• **EXERCISE PROMPT**
From the listing below, copy every line with the word "this".

• **MATERIAL TO PROCESS**

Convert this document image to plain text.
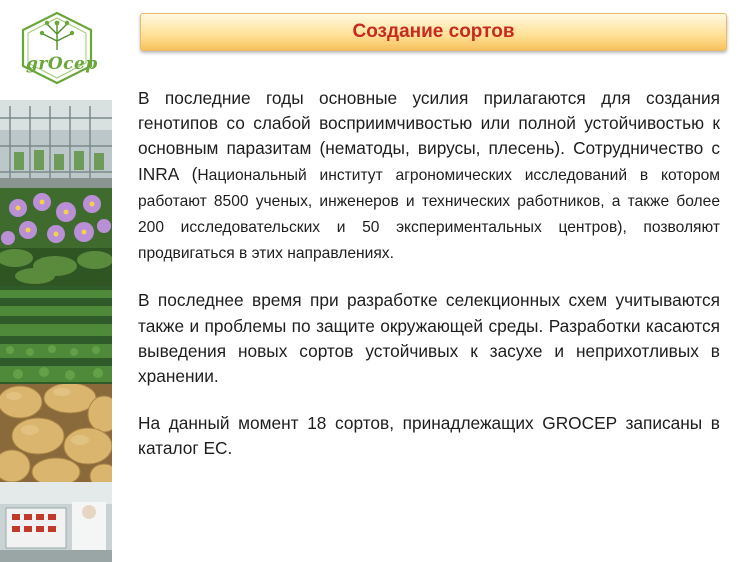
grOcep
Создание сортов

В последние годы основные усилия прилагаются для создания генотипов со слабой восприимчивостью или полной устойчивостью к основным паразитам (нематоды, вирусы, плесень). Сотрудничество с INRA (Национальный институт агрономических исследований в котором работают 8500 ученых, инженеров и технических работников, а также более 200 исследовательских и 50 экспериментальных центров), позволяют продвигаться в этих направлениях.

В последнее время при разработке селекционных схем учитываются также и проблемы по защите окружающей среды. Разработки касаются выведения новых сортов устойчивых к засухе и неприхотливых в хранении.

На данный момент 18 сортов, принадлежащих GROCEP записаны в каталог ЕС.
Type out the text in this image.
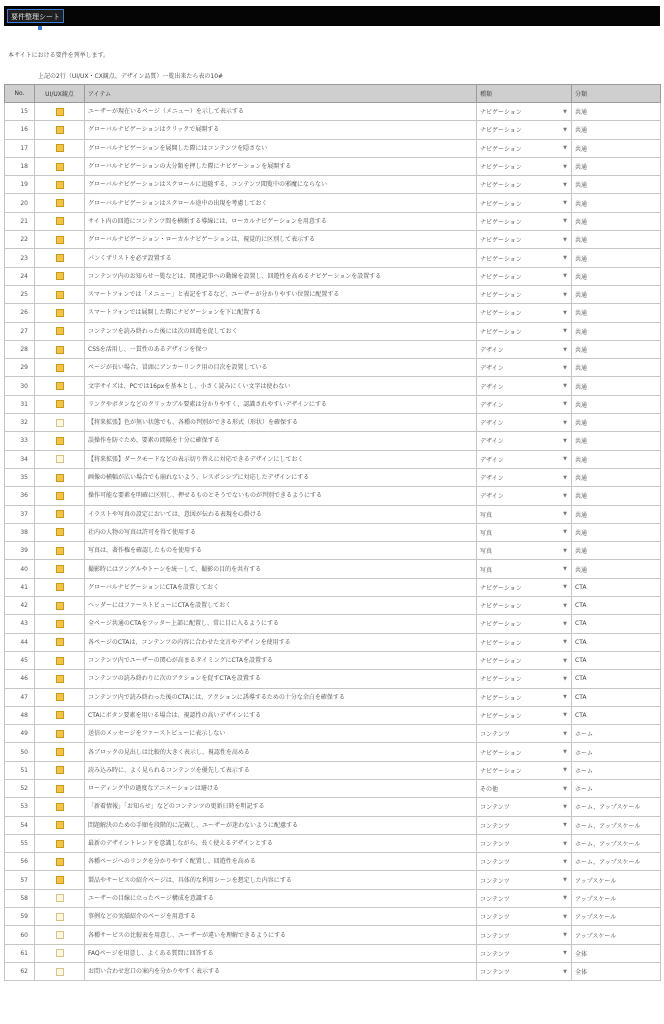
要件整理シート
本サイトにおける要件を列挙します。
上記の2行（UI/UX・CX観点、デザイン品質）一覧出来たら表の10#
No.	UI/UX観点	アイテム	種類	分類
15		ユーザーが現在いるページ（メニュー）を示して表示する	ナビゲーション ▼	共通
16		グローバルナビゲーションはクリックで展開する	ナビゲーション ▼	共通
17		グローバルナビゲーションを展開した際にはコンテンツを隠さない	ナビゲーション ▼	共通
18		グローバルナビゲーションの大分類を押した際にナビゲーションを展開する	ナビゲーション ▼	共通
19		グローバルナビゲーションはスクロールに追随する、コンテンツ閲覧中の邪魔にならない	ナビゲーション ▼	共通
20		グローバルナビゲーションはスクロール途中の出現を考慮しておく	ナビゲーション ▼	共通
21		サイト内の回遊にコンテンツ間を横断する導線には、ローカルナビゲーションを用意する	ナビゲーション ▼	共通
22		グローバルナビゲーション・ローカルナビゲーションは、視覚的に区別して表示する	ナビゲーション ▼	共通
23		パンくずリストを必ず設置する	ナビゲーション ▼	共通
24		コンテンツ内のお知らせ一覧などは、関連記事への動線を設置し、回遊性を高めるナビゲーションを設置する	ナビゲーション ▼	共通
25		スマートフォンでは「メニュー」と表記をするなど、ユーザーが分かりやすい位置に配置する	ナビゲーション ▼	共通
26		スマートフォンでは展開した際にナビゲーションを下に配置する	ナビゲーション ▼	共通
27		コンテンツを読み終わった後には次の回遊を促しておく	ナビゲーション ▼	共通
28		CSSを活用し、一貫性のあるデザインを保つ	デザイン ▼	共通
29		ページが長い場合、冒頭にアンカーリンク用の目次を設置している	デザイン ▼	共通
30		文字サイズは、PCでは16pxを基本とし、小さく読みにくい文字は使わない	デザイン ▼	共通
31		リンクやボタンなどのクリッカブル要素は分かりやすく、認識されやすいデザインにする	デザイン ▼	共通
32		【将来拡張】色が無い状態でも、各種の判別ができる形式（形状）を確保する	デザイン ▼	共通
33		誤操作を防ぐため、要素の間隔を十分に確保する	デザイン ▼	共通
34		【将来拡張】ダークモードなどの表示切り替えに対応できるデザインにしておく	デザイン ▼	共通
35		画像の横幅が広い場合でも崩れないよう、レスポンシブに対応したデザインにする	デザイン ▼	共通
36		操作可能な要素を明確に区別し、押せるものとそうでないものが判別できるようにする	デザイン ▼	共通
37		イラストや写真の設定においては、意図が伝わる表現を心掛ける	写真 ▼	共通
38		社内の人物の写真は許可を得て使用する	写真 ▼	共通
39		写真は、著作権を確認したものを使用する	写真 ▼	共通
40		撮影時にはアングルやトーンを統一して、撮影の目的を共有する	写真 ▼	共通
41		グローバルナビゲーションにCTAを設置しておく	ナビゲーション ▼	CTA
42		ヘッダーにはファーストビューにCTAを設置しておく	ナビゲーション ▼	CTA
43		全ページ共通のCTAをフッター上部に配置し、常に目に入るようにする	ナビゲーション ▼	CTA
44		各ページのCTAは、コンテンツの内容に合わせた文言やデザインを使用する	ナビゲーション ▼	CTA
45		コンテンツ内でユーザーの関心が高まるタイミングにCTAを設置する	ナビゲーション ▼	CTA
46		コンテンツの読み終わりに次のアクションを促すCTAを設置する	ナビゲーション ▼	CTA
47		コンテンツ内で読み終わった後のCTAには、アクションに誘導するための十分な余白を確保する	ナビゲーション ▼	CTA
48		CTAにボタン要素を用いる場合は、視認性の高いデザインにする	ナビゲーション ▼	CTA
49		送信のメッセージをファーストビューに表示しない	コンテンツ ▼	ホーム
50		各ブロックの見出しは比較的大きく表示し、視認性を高める	ナビゲーション ▼	ホーム
51		読み込み時に、よく見られるコンテンツを優先して表示する	ナビゲーション ▼	ホーム
52		ローディング中の過度なアニメーションは避ける	その他 ▼	ホーム
53		「新着情報」「お知らせ」などのコンテンツの更新日時を明記する	コンテンツ ▼	ホーム、アップスケール
54		問題解決のための手順を段階的に記載し、ユーザーが迷わないように配慮する	コンテンツ ▼	ホーム、アップスケール
55		最新のデザイントレンドを意識しながら、長く使えるデザインとする	コンテンツ ▼	ホーム、アップスケール
56		各種ページへのリンクを分かりやすく配置し、回遊性を高める	コンテンツ ▼	ホーム、アップスケール
57		製品やサービスの紹介ページは、具体的な利用シーンを想定した内容にする	コンテンツ ▼	アップスケール
58		ユーザーの目線に立ったページ構成を意識する	コンテンツ ▼	アップスケール
59		事例などの実績紹介のページを用意する	コンテンツ ▼	アップスケール
60		各種サービスの比較表を用意し、ユーザーが違いを理解できるようにする	コンテンツ ▼	アップスケール
61		FAQページを用意し、よくある質問に回答する	コンテンツ ▼	全体
62		お問い合わせ窓口の案内を分かりやすく表示する	コンテンツ ▼	全体
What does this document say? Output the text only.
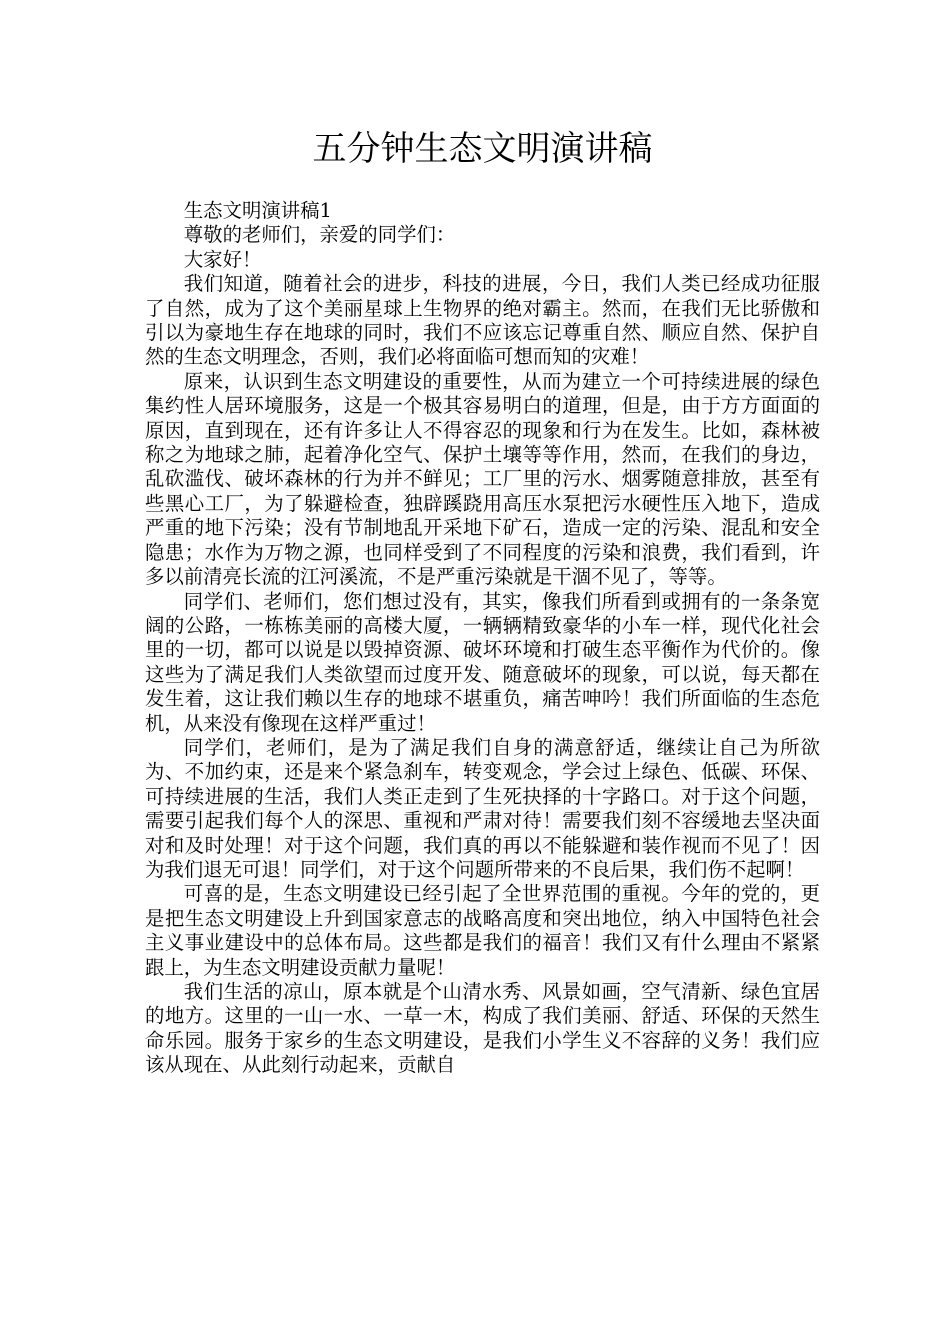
五分钟生态文明演讲稿

生态文明演讲稿1

尊敬的老师们，亲爱的同学们：

大家好！

我们知道，随着社会的进步，科技的进展，今日，我们人类已经成功征服了自然，成为了这个美丽星球上生物界的绝对霸主。然而，在我们无比骄傲和引以为豪地生存在地球的同时，我们不应该忘记尊重自然、顺应自然、保护自然的生态文明理念，否则，我们必将面临可想而知的灾难！

原来，认识到生态文明建设的重要性，从而为建立一个可持续进展的绿色集约性人居环境服务，这是一个极其容易明白的道理，但是，由于方方面面的原因，直到现在，还有许多让人不得容忍的现象和行为在发生。比如，森林被称之为地球之肺，起着净化空气、保护土壤等等作用，然而，在我们的身边，乱砍滥伐、破坏森林的行为并不鲜见；工厂里的污水、烟雾随意排放，甚至有些黑心工厂，为了躲避检查，独辟蹊跷用高压水泵把污水硬性压入地下，造成严重的地下污染；没有节制地乱开采地下矿石，造成一定的污染、混乱和安全隐患；水作为万物之源，也同样受到了不同程度的污染和浪费，我们看到，许多以前清亮长流的江河溪流，不是严重污染就是干涸不见了，等等。

同学们、老师们，您们想过没有，其实，像我们所看到或拥有的一条条宽阔的公路，一栋栋美丽的高楼大厦，一辆辆精致豪华的小车一样，现代化社会里的一切，都可以说是以毁掉资源、破坏环境和打破生态平衡作为代价的。像这些为了满足我们人类欲望而过度开发、随意破坏的现象，可以说，每天都在发生着，这让我们赖以生存的地球不堪重负，痛苦呻吟！我们所面临的生态危机，从来没有像现在这样严重过！

同学们，老师们，是为了满足我们自身的满意舒适，继续让自己为所欲为、不加约束，还是来个紧急刹车，转变观念，学会过上绿色、低碳、环保、可持续进展的生活，我们人类正走到了生死抉择的十字路口。对于这个问题，需要引起我们每个人的深思、重视和严肃对待！需要我们刻不容缓地去坚决面对和及时处理！对于这个问题，我们真的再以不能躲避和装作视而不见了！因为我们退无可退！同学们，对于这个问题所带来的不良后果，我们伤不起啊！

可喜的是，生态文明建设已经引起了全世界范围的重视。今年的党的，更是把生态文明建设上升到国家意志的战略高度和突出地位，纳入中国特色社会主义事业建设中的总体布局。这些都是我们的福音！我们又有什么理由不紧紧跟上，为生态文明建设贡献力量呢！

我们生活的凉山，原本就是个山清水秀、风景如画，空气清新、绿色宜居的地方。这里的一山一水、一草一木，构成了我们美丽、舒适、环保的天然生命乐园。服务于家乡的生态文明建设，是我们小学生义不容辞的义务！我们应该从现在、从此刻行动起来，贡献自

• **RESPONSE**
Convert this document image to plain text.
Type out the text in this image.
What does this document say? Output the text only.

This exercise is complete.